— WHAT THE TASK ASKS —
The listing below must be repeated word for word, with its images excluded.

— INFORMATION PROVIDED —
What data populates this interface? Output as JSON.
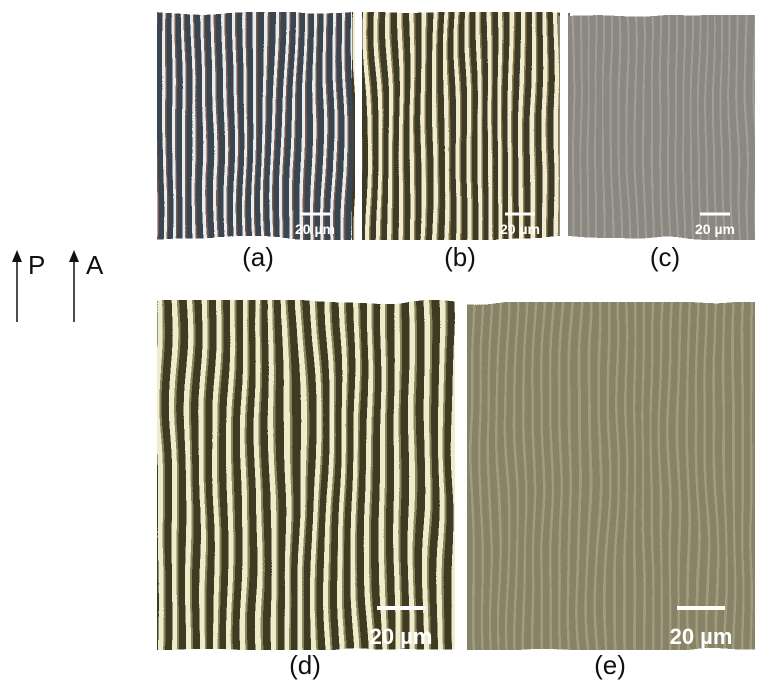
{
  "polarizer_label": "P",
  "analyzer_label": "A",
  "panels": [
    {
      "label": "(a)",
      "scale_bar": "20 µm"
    },
    {
      "label": "(b)",
      "scale_bar": "20 µm"
    },
    {
      "label": "(c)",
      "scale_bar": "20 µm"
    },
    {
      "label": "(d)",
      "scale_bar": "20 µm"
    },
    {
      "label": "(e)",
      "scale_bar": "20 µm"
    }
  ]
}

— TASK SOLUTION —
What data populates this interface? Output as JSON.
{
  "polarizer_label": "P",
  "analyzer_label": "A",
  "panels": [
    {
      "label": "(a)",
      "scale_bar": "20 µm"
    },
    {
      "label": "(b)",
      "scale_bar": "20 µm"
    },
    {
      "label": "(c)",
      "scale_bar": "20 µm"
    },
    {
      "label": "(d)",
      "scale_bar": "20 µm"
    },
    {
      "label": "(e)",
      "scale_bar": "20 µm"
    }
  ]
}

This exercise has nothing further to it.